- **TAREA**
Prosigue la columna de opinión «Tiempos de ira y de cólera» a partir de su última frase.
-------- TEXTO DE LA PÁGINA --------
Tiempos de ira y de cólera.


Con frecuencia, las declaraciones realizadas, públicamente y sin ningún pudor, por parte de nuestros representantes políticos nos provocan, junto con el consiguiente y lógico rubor, la más profunda irritación, al sentirnos zaheridos en nuestra condición de seres humanos y por ende, racionales. Así, escuchar como alguien, aspirante a gobernar los designios de los españoles, llama “sinvergüenzas” a las víctimas de la barbarie etarra que ha golpeado durante décadas a nuestra nación hace que, junto con la irreprimible y acerba basca que asciende desde la boca del estómago ante tal inmundicia, nos aflore la legítima tentación de proferirle algún calificativo con el que, sin duda, menospreciaríamos a las profesionales del oficio más antiguo del mundo. Leer mensajes de un Concejal de Cultura, bromeando con el holocausto o riéndose de niñas asesinadas y violadas es, simplemente, lamentable, como lo es también, qué duda puede caber, reabrir viejas heridas, hoy restañadas al grito de “¡arderéis como en el 36!”, haciendo un llamamiento, si bien, según se defiende ahora, en clave jocosa, a la “quema de Bancos” o al “asesinato” y/o “empalamiento” de políticos democráticos… En pleno siglo XXI deberían ser inconcebibles episodios como éstos que nos devuelven a una época atávica en la que no era posible hablar de estulticia, sino de simple incultura. A aquellos tiempos nos trasladan estos seres que no suponen sino una mancilla para el resto de la raza humana… Tiempos de ira y de cólera promovidos por radicales, excretados, todos, por un Estado democrático y del Bienestar que garantiza, consagrándolo como derecho, la impunidad de conductas moral y éticamente reprobables.

Hay quien, recientemente, me ha tildado de verbalmente agresiva por mis declaraciones en las redes sociales, siempre en respuesta a otras, tan hirientes como corrosivas, vertidas con motivo del escarnio impunemente infligido a los más desprotegidos, esos desamparados, humillados y olvidados del Estado de Derecho que han sufrido junto con la dolorosa e imperdonable pérdida de sus seres queridos, la más absoluta indiferencia por parte de aquél por cuya defensa fueron mártires. Sí, mártires. Mártires por una democracia y una legalidad que ahora, gran traición, les vuelve la espalda desterrándolos al frío mar del olvido.
-------- DATOS MOSTRADOS --------
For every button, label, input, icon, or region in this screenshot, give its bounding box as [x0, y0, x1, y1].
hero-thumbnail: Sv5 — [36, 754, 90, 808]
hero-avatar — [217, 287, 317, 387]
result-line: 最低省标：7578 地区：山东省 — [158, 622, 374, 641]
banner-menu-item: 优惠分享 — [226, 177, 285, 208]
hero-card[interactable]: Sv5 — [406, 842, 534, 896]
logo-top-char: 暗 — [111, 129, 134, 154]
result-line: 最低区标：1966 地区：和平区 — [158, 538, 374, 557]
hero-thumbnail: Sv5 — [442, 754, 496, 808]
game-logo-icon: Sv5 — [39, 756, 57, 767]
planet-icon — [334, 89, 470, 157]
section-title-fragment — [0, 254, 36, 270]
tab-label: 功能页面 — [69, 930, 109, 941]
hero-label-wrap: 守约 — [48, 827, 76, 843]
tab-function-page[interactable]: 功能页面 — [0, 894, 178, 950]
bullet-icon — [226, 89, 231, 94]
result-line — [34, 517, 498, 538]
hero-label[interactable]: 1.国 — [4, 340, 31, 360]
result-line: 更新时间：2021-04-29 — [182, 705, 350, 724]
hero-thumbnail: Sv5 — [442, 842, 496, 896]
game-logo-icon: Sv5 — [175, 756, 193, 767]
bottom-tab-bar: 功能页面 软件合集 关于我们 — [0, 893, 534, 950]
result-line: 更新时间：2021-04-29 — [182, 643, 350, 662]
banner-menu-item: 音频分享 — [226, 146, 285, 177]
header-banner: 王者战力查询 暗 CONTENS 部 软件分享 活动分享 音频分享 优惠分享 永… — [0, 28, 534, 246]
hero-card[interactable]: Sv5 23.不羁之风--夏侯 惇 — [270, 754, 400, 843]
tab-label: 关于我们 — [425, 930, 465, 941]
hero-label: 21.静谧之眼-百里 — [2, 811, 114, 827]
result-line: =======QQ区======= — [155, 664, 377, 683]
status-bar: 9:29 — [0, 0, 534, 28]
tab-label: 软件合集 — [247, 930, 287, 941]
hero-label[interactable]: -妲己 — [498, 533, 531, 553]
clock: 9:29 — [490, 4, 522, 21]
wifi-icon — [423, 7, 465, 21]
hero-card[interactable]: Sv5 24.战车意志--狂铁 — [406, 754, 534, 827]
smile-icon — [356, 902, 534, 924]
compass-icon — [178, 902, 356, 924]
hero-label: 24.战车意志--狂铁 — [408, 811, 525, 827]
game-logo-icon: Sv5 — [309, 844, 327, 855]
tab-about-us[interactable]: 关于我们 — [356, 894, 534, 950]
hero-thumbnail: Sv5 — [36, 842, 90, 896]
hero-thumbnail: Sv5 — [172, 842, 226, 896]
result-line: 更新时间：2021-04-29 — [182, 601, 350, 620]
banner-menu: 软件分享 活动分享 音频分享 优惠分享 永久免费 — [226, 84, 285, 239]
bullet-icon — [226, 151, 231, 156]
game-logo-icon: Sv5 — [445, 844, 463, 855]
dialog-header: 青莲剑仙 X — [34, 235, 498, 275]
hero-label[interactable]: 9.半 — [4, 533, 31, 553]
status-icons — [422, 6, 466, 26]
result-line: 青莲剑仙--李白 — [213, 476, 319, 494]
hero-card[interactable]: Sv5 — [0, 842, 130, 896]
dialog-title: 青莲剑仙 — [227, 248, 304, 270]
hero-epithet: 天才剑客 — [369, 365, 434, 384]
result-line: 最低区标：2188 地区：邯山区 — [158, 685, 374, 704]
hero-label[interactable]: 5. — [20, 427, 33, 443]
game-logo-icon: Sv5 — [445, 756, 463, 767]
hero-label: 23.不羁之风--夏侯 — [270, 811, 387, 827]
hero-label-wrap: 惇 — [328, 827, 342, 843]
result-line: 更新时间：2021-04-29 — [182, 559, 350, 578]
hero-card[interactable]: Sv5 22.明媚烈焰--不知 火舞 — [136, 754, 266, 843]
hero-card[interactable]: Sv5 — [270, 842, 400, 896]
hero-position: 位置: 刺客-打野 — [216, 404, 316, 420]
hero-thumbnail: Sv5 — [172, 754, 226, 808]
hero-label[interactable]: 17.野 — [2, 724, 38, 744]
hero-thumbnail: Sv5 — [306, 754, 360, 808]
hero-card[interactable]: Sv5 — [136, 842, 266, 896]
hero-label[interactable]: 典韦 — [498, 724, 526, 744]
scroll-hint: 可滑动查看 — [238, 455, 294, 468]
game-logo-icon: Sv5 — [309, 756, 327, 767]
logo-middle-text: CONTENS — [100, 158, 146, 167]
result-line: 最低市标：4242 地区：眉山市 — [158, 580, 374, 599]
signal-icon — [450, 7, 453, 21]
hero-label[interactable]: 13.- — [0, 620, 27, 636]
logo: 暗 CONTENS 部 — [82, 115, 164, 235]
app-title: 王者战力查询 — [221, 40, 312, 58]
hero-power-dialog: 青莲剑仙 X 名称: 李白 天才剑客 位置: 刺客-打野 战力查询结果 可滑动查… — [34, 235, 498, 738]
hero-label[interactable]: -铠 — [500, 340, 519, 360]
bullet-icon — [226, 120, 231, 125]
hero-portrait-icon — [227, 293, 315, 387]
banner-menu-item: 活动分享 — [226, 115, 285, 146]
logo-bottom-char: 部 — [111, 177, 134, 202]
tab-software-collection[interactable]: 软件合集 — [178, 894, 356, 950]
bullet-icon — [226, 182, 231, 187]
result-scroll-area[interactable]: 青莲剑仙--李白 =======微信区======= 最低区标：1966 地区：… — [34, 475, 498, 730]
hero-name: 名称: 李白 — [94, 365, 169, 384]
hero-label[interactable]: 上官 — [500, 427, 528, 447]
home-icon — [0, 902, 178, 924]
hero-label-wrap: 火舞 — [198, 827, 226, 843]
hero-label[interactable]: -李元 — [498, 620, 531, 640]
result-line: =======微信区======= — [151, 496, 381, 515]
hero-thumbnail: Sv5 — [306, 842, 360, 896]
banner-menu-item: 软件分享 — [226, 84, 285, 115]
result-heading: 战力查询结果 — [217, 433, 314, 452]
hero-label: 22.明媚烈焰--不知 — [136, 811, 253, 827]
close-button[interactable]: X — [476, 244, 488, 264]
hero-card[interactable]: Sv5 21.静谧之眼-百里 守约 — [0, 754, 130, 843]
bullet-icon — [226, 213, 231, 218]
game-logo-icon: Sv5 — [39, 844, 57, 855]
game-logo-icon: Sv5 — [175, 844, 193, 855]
--------
-------- DATOS MOSTRADOS --------
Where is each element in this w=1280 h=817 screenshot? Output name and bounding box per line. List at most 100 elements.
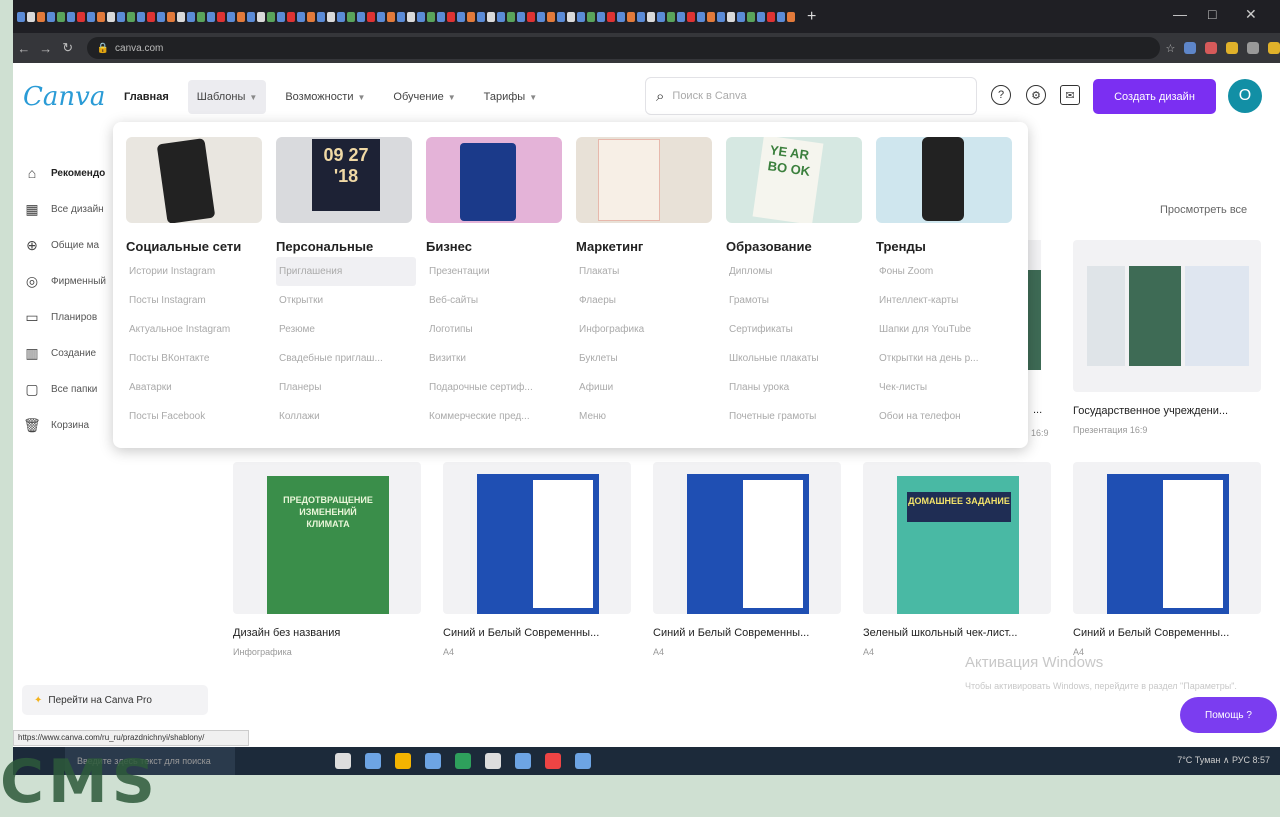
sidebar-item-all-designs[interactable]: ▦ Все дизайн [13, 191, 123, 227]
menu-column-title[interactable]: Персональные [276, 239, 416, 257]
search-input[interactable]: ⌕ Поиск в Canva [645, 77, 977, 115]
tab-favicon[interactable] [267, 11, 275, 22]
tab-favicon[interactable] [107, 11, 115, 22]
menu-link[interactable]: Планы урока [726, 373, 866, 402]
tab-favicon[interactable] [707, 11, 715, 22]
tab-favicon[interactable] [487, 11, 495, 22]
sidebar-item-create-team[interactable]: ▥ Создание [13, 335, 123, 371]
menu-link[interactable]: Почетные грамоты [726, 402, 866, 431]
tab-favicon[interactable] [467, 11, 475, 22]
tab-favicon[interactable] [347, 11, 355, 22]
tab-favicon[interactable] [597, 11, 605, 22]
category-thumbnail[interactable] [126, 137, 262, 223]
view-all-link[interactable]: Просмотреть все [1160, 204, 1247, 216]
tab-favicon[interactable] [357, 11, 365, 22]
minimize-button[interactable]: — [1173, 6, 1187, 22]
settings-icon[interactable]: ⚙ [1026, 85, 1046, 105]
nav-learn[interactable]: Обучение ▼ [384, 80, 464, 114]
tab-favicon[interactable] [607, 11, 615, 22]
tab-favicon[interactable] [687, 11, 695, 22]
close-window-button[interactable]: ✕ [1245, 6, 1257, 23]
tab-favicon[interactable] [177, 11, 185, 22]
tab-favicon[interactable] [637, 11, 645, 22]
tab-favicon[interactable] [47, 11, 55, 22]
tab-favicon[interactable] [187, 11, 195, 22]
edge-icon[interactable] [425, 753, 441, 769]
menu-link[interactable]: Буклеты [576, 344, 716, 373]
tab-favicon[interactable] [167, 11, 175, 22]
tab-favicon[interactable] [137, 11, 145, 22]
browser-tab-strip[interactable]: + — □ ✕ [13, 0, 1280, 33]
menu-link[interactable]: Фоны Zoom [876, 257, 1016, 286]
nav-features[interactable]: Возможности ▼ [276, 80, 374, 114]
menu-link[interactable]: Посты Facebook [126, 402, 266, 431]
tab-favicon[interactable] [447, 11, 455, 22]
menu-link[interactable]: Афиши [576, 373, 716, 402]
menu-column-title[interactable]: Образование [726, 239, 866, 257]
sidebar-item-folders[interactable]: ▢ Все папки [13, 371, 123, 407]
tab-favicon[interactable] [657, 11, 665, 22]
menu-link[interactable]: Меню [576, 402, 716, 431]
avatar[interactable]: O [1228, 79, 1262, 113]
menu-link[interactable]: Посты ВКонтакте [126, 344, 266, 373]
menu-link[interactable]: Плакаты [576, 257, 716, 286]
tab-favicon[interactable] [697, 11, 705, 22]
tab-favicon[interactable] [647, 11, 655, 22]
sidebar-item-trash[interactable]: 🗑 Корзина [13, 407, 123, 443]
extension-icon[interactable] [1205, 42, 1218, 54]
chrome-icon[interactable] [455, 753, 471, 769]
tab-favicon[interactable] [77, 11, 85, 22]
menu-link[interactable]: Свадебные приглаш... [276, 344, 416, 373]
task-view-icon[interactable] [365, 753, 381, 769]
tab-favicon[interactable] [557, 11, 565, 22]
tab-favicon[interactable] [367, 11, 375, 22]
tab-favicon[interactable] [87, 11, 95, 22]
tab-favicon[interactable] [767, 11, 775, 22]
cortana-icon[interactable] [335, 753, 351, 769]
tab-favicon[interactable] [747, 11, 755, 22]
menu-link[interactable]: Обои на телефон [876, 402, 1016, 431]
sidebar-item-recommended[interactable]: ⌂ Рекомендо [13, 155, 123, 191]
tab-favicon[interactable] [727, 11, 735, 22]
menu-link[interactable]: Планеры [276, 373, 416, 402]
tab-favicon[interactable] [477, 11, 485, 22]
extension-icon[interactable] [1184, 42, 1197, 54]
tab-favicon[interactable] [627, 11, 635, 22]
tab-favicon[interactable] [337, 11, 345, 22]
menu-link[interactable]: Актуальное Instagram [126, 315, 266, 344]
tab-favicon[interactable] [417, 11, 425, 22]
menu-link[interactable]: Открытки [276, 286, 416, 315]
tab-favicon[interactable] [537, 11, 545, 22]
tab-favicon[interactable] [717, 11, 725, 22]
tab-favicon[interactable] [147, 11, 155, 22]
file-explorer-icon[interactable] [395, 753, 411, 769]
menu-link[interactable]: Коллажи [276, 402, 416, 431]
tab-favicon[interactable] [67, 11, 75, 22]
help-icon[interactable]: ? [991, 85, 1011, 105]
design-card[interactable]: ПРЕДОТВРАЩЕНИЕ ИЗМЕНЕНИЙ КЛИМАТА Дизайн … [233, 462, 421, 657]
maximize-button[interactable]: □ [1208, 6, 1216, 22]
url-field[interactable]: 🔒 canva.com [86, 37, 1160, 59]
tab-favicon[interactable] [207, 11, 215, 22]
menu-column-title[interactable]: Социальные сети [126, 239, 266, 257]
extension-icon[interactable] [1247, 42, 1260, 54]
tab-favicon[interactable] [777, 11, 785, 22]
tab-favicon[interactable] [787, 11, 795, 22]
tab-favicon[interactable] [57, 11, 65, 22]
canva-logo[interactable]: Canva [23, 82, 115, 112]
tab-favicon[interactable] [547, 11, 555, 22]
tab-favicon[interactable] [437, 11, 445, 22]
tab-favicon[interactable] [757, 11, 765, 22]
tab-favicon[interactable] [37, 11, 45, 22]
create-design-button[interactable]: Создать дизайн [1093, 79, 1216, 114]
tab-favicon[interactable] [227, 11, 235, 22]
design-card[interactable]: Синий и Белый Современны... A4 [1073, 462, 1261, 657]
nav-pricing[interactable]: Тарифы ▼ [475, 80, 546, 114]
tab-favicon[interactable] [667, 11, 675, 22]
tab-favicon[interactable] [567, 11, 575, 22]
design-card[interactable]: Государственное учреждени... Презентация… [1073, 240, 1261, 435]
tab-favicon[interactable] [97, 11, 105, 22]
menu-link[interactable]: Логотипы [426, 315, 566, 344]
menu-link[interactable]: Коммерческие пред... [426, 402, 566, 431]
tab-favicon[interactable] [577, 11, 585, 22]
--------
-------- DATOS MOSTRADOS --------
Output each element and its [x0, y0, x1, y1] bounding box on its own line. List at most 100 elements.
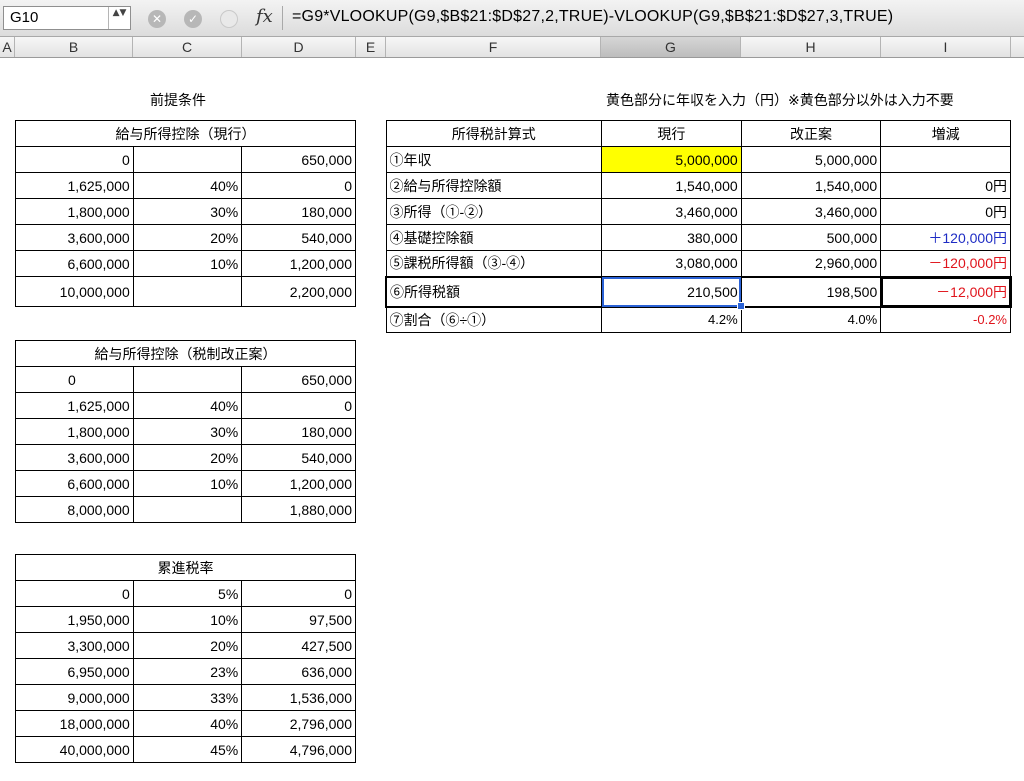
--------
- **RESPUESTA**
Vengo de una familia de larga y honrosa – para mí – tradición militar. De entre los valores que me fueron transmitidos y que hoy, me enorgullezco de decir, componen mi mayor riqueza, ocupa un lugar preferente la obligación y deber moral de proteger, siempre, al desvalido, al indefenso… Razón por la cual, ante el abuso e incontinencia verbal de ciertas alimañas despreciables, la primera reacción – iracunda y he de reconocerlo – es la de responder con el insulto fácil que, depende de en qué situación no puede considerarse tal, al tratarse únicamente del más fiel y absoluto reconocimiento de una verdad objetiva: pues hay que ser muy hijo de la grandísima puta para insultarlos a ellos: las grandes víctimas olvidadas, promoviendo y apoyando además, el ascenso al poder de quienes fueran sus verdugos, erigidos hoy, democráticamente, en el más vívido recuerdo de lo que un día fueron: viles y vulgares asesinos. Y he de decir que, aún cuando mis expresiones me han supuesto la irreparable pérdida de seguidores o, incluso, “amigos”, no me siento en la obligación de disculparme ante nadie y aún menos ante personas que, no obstante, no se sienten injuriadas ante tales dislates pero que, incomprensiblemente, sí se toman, al parecer, mis comentarios como algo personal y dirigidos, maliciosamente, a ellos…

Esto es, ha de ser, o se ha conseguido que sea, una democracia, un sistema que ampara, el insulto, la ofensa y la mayor y más profunda de todas las imbecilidades y desvaríos humanos, mientras se haga en “clave de humor”, siendo ésta, precisamente, la razón por la que humorísticamente yo, de manera democrática y haciendo uso de mi libertad, expreso mi opinión que no es, insisto en ello nuevamente, la de que hay que ser un verdadero y auténtico hijo de las mil putas.

Lamentando mucho que haya quien pueda darse por aludido por ello pero que, curiosa y contradictoriamente, no experimenta la menor reacción a la impúdica justificación del dolor ajeno, regodeándose en el mismo, no sé si es por falta de empatía, de formación o de inteligencia pero… cuando se dicen o amparan disparates, se ha de estar igualmente dispuesto a recibir la lógica respuesta que puedan provocar los mismos.

Podría seguir ahora reflexionando en relación a otras “perlas” relativas a las atrocidades cometidas durante ese nefasto episodio nacional que tuvo lugar durante el 36 al 39 en el que, curiosamente, quienes antes decidieron olvidarlo fueron los mal llamados “vencedores” puesto que, tengo el convencimiento, de aquél luctuoso enfrentamiento no salió otra cosa que grandes perdedores, al estar todos ellos lacerados por la crueldad de una lucha fratricida y que estos nuevos “visionarios” están empeñados en reabrir, supongo que a modo de vendetta.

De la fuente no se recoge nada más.